Copy every line that holds "this".

## Start Dataset rows

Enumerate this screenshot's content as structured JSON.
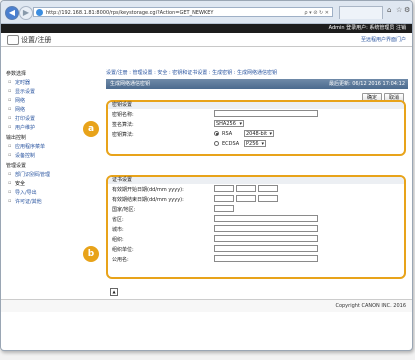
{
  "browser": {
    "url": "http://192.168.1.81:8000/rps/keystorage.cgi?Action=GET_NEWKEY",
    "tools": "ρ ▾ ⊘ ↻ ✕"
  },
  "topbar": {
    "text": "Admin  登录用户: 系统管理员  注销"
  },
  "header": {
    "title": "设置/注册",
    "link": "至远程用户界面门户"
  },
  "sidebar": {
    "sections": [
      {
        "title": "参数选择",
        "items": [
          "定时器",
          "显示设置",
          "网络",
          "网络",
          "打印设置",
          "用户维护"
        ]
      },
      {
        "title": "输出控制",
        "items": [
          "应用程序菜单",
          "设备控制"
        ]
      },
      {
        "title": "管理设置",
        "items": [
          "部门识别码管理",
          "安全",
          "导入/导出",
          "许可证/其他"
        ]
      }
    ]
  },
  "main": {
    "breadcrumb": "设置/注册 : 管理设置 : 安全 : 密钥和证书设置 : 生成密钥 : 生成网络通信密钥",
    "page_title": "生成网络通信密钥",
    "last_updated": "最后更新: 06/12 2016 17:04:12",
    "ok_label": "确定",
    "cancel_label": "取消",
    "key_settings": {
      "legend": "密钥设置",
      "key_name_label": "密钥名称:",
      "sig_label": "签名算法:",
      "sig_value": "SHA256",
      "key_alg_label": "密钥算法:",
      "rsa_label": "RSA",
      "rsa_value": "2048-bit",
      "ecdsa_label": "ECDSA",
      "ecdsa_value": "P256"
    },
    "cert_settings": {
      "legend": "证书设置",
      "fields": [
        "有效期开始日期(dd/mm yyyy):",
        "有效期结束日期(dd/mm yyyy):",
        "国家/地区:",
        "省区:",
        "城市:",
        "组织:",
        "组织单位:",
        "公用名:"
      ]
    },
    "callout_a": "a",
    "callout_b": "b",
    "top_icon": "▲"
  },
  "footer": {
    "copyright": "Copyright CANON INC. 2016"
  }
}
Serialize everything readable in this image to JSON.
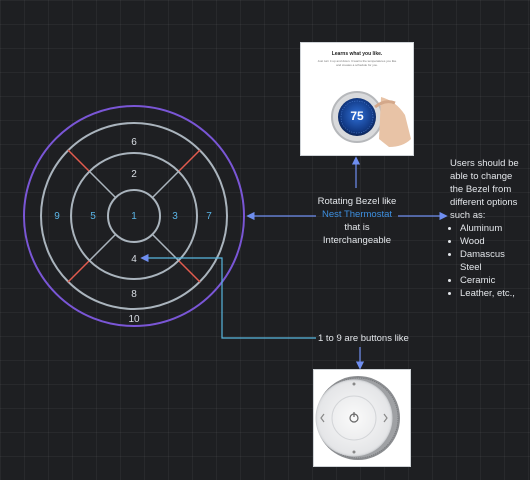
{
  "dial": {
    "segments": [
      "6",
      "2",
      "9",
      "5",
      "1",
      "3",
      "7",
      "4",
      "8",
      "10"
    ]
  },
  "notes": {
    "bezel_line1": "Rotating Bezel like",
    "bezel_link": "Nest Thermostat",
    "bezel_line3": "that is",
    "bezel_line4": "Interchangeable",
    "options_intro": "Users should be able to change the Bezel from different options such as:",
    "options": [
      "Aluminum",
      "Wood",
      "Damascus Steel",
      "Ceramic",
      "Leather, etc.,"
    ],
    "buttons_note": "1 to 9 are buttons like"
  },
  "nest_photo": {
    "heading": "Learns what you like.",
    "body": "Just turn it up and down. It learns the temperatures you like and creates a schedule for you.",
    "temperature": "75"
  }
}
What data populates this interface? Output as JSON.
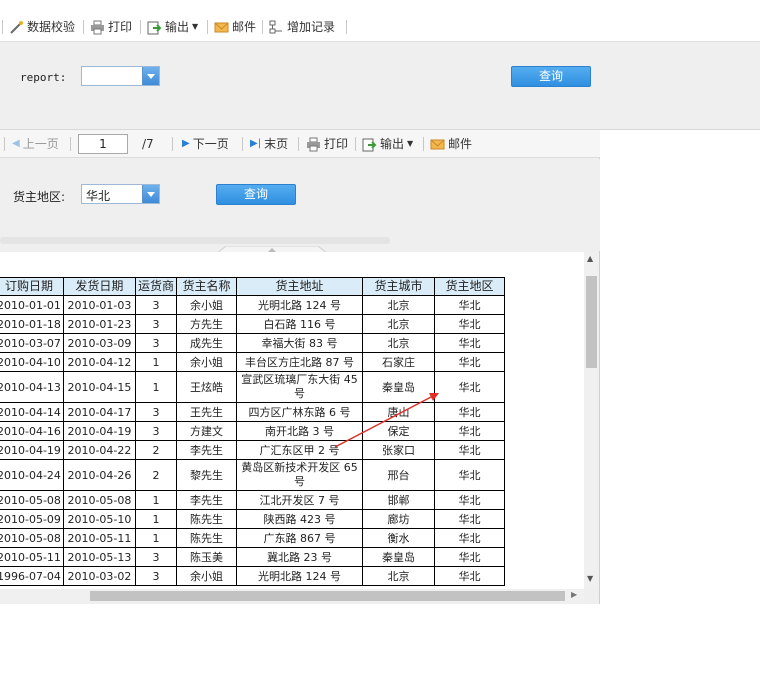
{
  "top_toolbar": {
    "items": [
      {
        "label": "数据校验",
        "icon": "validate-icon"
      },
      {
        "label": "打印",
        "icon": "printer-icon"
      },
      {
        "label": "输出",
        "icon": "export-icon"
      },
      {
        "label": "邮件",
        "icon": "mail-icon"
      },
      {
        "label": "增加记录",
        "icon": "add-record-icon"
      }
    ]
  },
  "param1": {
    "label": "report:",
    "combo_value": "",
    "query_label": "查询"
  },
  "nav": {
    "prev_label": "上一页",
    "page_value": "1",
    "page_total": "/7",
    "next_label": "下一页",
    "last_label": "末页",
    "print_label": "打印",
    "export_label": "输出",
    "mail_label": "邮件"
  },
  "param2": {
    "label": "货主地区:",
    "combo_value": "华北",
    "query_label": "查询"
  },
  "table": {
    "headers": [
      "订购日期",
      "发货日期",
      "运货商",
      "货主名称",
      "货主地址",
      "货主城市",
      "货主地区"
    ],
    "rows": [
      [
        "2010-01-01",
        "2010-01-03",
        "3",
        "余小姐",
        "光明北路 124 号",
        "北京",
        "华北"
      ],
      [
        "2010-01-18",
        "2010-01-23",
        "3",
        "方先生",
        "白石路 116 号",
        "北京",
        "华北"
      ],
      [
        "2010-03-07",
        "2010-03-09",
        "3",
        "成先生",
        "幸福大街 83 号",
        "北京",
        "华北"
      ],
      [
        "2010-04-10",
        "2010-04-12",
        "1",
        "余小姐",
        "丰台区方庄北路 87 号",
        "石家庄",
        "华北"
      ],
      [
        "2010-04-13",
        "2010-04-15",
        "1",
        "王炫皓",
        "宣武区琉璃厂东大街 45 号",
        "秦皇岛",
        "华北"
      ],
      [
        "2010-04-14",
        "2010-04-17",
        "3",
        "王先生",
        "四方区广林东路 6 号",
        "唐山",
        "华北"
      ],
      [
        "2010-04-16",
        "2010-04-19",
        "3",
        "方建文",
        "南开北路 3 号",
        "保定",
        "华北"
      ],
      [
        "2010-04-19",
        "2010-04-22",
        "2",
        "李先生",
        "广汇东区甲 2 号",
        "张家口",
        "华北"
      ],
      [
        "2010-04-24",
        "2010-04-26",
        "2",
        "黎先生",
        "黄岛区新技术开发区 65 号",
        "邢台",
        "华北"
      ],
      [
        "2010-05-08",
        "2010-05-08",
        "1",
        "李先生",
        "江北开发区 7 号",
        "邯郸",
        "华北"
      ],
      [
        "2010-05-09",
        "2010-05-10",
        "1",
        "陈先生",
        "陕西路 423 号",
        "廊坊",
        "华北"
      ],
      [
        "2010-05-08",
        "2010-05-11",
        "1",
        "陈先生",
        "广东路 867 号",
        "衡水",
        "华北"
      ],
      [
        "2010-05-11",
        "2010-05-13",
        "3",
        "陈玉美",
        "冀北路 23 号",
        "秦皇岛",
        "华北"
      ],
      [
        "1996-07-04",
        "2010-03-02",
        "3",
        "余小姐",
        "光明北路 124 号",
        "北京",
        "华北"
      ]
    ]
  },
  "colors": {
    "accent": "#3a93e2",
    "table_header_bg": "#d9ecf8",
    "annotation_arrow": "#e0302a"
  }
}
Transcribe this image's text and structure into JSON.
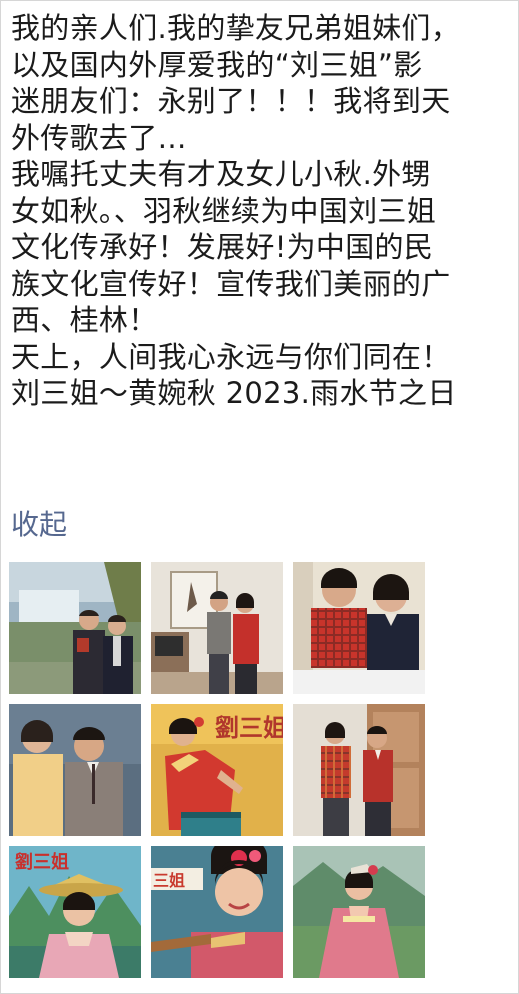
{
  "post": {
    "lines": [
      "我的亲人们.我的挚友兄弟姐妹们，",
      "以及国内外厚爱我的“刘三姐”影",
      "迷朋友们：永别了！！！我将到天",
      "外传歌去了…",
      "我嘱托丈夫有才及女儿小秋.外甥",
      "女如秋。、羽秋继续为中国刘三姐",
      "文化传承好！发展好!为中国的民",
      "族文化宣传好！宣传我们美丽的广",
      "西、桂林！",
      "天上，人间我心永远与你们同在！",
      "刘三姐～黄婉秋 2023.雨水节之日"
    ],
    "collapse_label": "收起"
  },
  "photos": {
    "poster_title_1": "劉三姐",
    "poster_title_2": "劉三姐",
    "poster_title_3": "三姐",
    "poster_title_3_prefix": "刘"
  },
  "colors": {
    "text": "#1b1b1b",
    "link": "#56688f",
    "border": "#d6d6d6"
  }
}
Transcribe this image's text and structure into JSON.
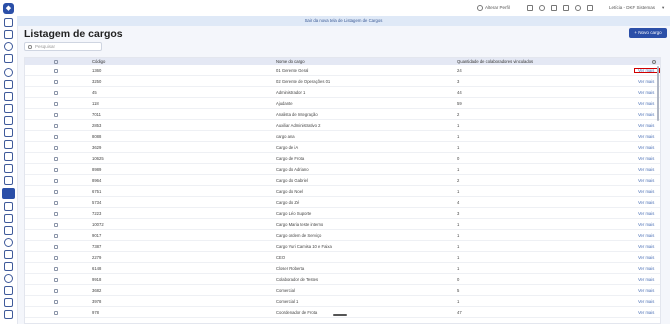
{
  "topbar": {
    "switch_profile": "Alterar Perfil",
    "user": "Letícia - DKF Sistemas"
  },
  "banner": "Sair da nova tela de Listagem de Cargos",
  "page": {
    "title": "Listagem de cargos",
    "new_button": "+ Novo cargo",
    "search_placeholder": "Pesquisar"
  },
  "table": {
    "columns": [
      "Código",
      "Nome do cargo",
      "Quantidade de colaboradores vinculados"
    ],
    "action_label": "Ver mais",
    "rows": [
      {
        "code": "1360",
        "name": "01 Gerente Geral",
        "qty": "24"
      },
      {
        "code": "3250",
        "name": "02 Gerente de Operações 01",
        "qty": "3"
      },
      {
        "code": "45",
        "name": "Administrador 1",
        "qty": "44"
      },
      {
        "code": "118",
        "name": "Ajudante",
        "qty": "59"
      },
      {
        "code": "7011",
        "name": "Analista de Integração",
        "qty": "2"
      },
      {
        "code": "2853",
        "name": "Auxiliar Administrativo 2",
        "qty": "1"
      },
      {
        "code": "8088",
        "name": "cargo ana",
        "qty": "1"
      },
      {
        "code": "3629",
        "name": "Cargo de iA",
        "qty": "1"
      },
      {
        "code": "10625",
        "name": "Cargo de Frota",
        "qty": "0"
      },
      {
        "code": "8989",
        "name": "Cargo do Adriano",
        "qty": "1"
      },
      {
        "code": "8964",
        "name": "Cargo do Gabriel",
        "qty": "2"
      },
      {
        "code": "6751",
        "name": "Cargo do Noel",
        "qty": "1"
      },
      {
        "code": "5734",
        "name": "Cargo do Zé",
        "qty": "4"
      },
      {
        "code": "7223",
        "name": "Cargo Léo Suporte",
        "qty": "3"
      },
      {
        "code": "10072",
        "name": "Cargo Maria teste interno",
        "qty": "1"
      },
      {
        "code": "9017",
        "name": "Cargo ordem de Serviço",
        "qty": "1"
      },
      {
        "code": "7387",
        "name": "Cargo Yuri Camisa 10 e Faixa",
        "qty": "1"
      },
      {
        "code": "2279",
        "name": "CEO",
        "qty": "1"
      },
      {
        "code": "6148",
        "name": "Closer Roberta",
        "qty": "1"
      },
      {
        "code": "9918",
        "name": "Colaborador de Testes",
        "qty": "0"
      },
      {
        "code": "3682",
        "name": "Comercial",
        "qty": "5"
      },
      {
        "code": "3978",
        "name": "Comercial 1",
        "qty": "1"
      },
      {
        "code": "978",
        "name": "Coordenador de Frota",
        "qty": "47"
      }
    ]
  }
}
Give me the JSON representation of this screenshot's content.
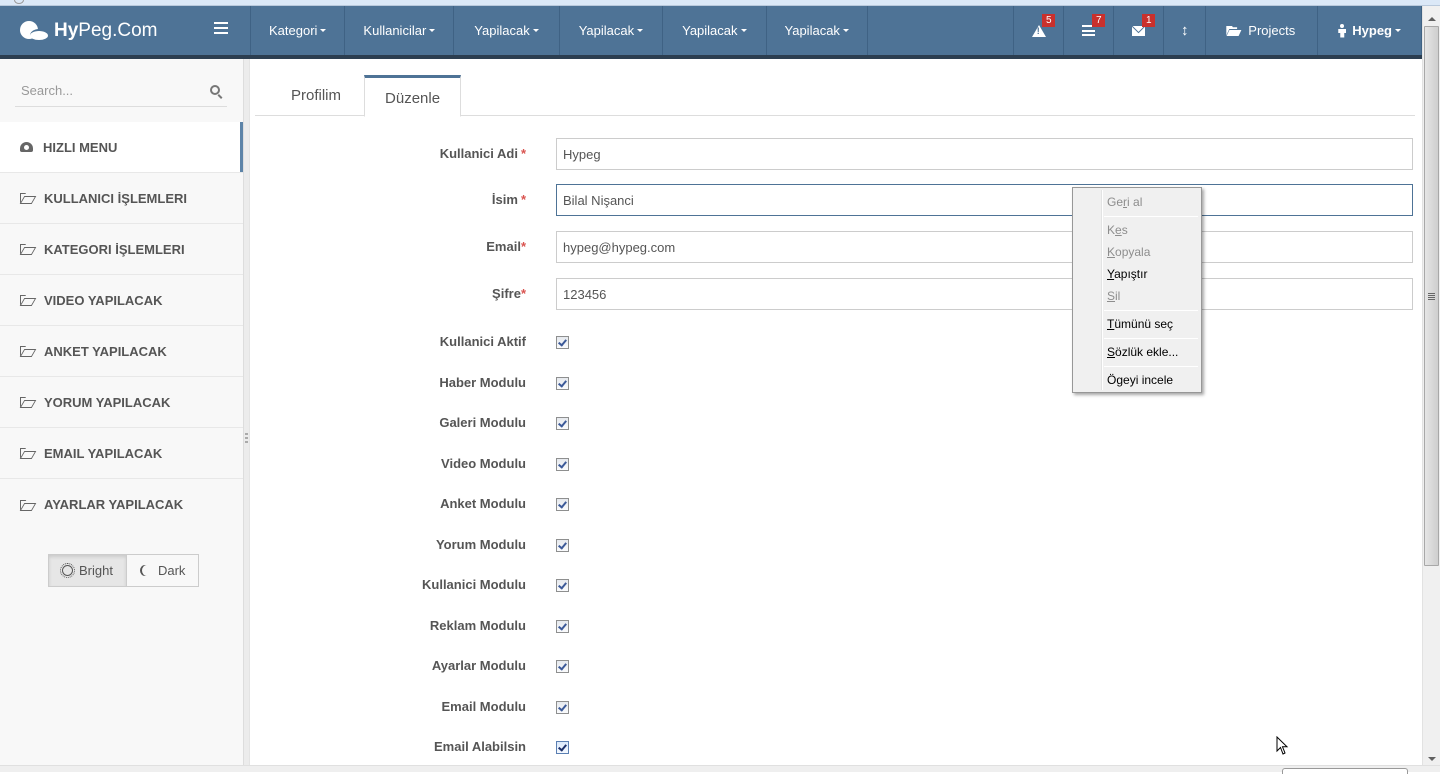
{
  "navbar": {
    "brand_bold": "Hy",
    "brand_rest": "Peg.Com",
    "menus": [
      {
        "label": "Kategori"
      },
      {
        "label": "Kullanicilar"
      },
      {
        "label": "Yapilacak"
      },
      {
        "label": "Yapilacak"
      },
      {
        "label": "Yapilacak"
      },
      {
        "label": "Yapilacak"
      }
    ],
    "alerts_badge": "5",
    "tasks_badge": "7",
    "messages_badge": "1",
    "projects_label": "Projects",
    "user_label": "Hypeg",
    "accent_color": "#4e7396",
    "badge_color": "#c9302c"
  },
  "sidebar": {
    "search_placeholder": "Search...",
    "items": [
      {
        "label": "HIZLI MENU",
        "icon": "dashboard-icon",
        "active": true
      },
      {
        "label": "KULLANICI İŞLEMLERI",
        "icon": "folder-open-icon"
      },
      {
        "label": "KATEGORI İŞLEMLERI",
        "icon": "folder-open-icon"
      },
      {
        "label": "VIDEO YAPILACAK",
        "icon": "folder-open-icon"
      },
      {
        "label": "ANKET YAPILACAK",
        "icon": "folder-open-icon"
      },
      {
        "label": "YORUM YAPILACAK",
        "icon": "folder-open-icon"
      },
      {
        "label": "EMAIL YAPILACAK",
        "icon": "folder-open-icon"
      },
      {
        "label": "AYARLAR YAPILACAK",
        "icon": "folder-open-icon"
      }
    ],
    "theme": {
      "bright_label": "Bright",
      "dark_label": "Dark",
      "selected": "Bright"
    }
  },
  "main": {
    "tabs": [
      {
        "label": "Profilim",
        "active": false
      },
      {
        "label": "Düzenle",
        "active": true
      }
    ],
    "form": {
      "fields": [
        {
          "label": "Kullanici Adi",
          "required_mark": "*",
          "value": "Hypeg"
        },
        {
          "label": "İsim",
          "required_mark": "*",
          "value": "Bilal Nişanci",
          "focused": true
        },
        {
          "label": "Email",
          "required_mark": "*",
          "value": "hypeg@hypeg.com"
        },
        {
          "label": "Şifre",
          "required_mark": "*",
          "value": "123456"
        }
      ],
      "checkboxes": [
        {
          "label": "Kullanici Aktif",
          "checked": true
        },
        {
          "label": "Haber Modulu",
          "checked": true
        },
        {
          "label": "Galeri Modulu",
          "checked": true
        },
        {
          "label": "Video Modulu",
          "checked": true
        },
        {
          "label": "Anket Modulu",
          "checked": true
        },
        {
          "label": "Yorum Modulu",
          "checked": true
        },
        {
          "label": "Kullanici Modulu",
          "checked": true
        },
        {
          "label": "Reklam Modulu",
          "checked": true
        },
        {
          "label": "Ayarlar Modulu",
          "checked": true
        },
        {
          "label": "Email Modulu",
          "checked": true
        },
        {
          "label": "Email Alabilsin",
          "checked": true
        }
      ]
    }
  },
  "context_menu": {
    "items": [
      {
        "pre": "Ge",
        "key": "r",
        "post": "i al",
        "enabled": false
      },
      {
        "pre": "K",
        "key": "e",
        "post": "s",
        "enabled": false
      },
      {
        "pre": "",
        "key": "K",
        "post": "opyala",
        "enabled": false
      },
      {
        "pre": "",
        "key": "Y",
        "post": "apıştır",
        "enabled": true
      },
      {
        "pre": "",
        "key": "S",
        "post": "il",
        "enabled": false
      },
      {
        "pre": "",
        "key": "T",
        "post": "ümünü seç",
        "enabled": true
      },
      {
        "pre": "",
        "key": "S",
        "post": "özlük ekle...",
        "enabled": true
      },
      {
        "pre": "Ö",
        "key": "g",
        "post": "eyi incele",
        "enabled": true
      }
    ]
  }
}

## End Dataset rows

> _Task response_
Enumerate this screenshot's content as structured JSON.
Serialize everything readable in this image to JSON.
What data populates this interface? Output as JSON.
Transcribe this image's text and structure into JSON.
Transcribe this image's text and structure into JSON.
Give me the JSON representation of this screenshot's content.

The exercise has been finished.